» GIVEN TASK: The records that follow need to be output exactly as they are.

'''

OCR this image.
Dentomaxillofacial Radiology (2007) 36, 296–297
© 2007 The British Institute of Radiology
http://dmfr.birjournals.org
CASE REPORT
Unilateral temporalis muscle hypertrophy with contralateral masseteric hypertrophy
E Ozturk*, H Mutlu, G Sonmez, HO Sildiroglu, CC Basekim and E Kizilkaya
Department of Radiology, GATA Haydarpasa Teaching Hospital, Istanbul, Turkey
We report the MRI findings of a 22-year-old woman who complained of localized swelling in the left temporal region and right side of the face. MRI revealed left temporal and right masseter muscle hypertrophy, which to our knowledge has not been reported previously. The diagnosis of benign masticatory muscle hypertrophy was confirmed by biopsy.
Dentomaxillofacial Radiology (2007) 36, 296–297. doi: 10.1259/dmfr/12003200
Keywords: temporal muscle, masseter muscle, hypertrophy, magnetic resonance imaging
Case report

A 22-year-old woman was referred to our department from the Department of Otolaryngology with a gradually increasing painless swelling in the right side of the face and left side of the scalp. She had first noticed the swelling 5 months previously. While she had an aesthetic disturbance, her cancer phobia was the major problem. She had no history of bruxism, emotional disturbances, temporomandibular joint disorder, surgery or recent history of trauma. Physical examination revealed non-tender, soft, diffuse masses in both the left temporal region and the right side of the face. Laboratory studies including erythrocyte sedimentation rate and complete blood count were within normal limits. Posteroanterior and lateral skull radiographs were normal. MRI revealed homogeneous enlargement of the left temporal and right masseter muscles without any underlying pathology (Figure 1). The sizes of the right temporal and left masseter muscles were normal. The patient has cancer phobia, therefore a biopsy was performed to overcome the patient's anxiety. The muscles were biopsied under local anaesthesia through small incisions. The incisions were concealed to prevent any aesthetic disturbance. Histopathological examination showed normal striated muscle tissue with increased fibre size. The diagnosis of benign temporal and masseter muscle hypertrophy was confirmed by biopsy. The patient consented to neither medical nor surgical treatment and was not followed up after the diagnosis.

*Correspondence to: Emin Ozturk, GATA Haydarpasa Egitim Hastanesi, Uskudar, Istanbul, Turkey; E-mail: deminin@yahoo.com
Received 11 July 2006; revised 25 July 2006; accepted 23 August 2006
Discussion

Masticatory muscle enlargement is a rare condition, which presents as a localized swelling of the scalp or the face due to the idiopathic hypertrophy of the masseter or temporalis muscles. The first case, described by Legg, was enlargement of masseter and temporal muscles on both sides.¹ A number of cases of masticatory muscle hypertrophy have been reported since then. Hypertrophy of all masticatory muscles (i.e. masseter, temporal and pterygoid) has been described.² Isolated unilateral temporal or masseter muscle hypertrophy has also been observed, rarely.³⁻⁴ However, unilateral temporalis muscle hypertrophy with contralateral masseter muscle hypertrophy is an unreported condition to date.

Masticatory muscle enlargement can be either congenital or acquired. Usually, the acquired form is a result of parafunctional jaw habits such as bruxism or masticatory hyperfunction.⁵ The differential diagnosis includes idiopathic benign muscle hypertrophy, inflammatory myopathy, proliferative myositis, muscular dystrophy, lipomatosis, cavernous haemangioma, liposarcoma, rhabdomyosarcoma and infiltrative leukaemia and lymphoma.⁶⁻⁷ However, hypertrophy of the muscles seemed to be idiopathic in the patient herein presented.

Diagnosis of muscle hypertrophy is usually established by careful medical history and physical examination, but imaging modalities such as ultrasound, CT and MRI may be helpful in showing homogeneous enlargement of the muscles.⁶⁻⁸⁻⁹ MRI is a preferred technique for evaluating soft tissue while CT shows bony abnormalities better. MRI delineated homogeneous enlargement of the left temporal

'''

» WRITTEN ANSWER:
OCR this image.
Dentomaxillofacial Radiology (2007) 36, 296–297
© 2007 The British Institute of Radiology
http://dmfr.birjournals.org
CASE REPORT
Unilateral temporalis muscle hypertrophy with contralateral masseteric hypertrophy
E Ozturk*, H Mutlu, G Sonmez, HO Sildiroglu, CC Basekim and E Kizilkaya
Department of Radiology, GATA Haydarpasa Teaching Hospital, Istanbul, Turkey
We report the MRI findings of a 22-year-old woman who complained of localized swelling in the left temporal region and right side of the face. MRI revealed left temporal and right masseter muscle hypertrophy, which to our knowledge has not been reported previously. The diagnosis of benign masticatory muscle hypertrophy was confirmed by biopsy.
Dentomaxillofacial Radiology (2007) 36, 296–297. doi: 10.1259/dmfr/12003200
Keywords: temporal muscle, masseter muscle, hypertrophy, magnetic resonance imaging
Case report

A 22-year-old woman was referred to our department from the Department of Otolaryngology with a gradually increasing painless swelling in the right side of the face and left side of the scalp. She had first noticed the swelling 5 months previously. While she had an aesthetic disturbance, her cancer phobia was the major problem. She had no history of bruxism, emotional disturbances, temporomandibular joint disorder, surgery or recent history of trauma. Physical examination revealed non-tender, soft, diffuse masses in both the left temporal region and the right side of the face. Laboratory studies including erythrocyte sedimentation rate and complete blood count were within normal limits. Posteroanterior and lateral skull radiographs were normal. MRI revealed homogeneous enlargement of the left temporal and right masseter muscles without any underlying pathology (Figure 1). The sizes of the right temporal and left masseter muscles were normal. The patient has cancer phobia, therefore a biopsy was performed to overcome the patient's anxiety. The muscles were biopsied under local anaesthesia through small incisions. The incisions were concealed to prevent any aesthetic disturbance. Histopathological examination showed normal striated muscle tissue with increased fibre size. The diagnosis of benign temporal and masseter muscle hypertrophy was confirmed by biopsy. The patient consented to neither medical nor surgical treatment and was not followed up after the diagnosis.

*Correspondence to: Emin Ozturk, GATA Haydarpasa Egitim Hastanesi, Uskudar, Istanbul, Turkey; E-mail: deminin@yahoo.com
Received 11 July 2006; revised 25 July 2006; accepted 23 August 2006
Discussion

Masticatory muscle enlargement is a rare condition, which presents as a localized swelling of the scalp or the face due to the idiopathic hypertrophy of the masseter or temporalis muscles. The first case, described by Legg, was enlargement of masseter and temporal muscles on both sides.¹ A number of cases of masticatory muscle hypertrophy have been reported since then. Hypertrophy of all masticatory muscles (i.e. masseter, temporal and pterygoid) has been described.² Isolated unilateral temporal or masseter muscle hypertrophy has also been observed, rarely.³⁻⁴ However, unilateral temporalis muscle hypertrophy with contralateral masseter muscle hypertrophy is an unreported condition to date.

Masticatory muscle enlargement can be either congenital or acquired. Usually, the acquired form is a result of parafunctional jaw habits such as bruxism or masticatory hyperfunction.⁵ The differential diagnosis includes idiopathic benign muscle hypertrophy, inflammatory myopathy, proliferative myositis, muscular dystrophy, lipomatosis, cavernous haemangioma, liposarcoma, rhabdomyosarcoma and infiltrative leukaemia and lymphoma.⁶⁻⁷ However, hypertrophy of the muscles seemed to be idiopathic in the patient herein presented.

Diagnosis of muscle hypertrophy is usually established by careful medical history and physical examination, but imaging modalities such as ultrasound, CT and MRI may be helpful in showing homogeneous enlargement of the muscles.⁶⁻⁸⁻⁹ MRI is a preferred technique for evaluating soft tissue while CT shows bony abnormalities better. MRI delineated homogeneous enlargement of the left temporal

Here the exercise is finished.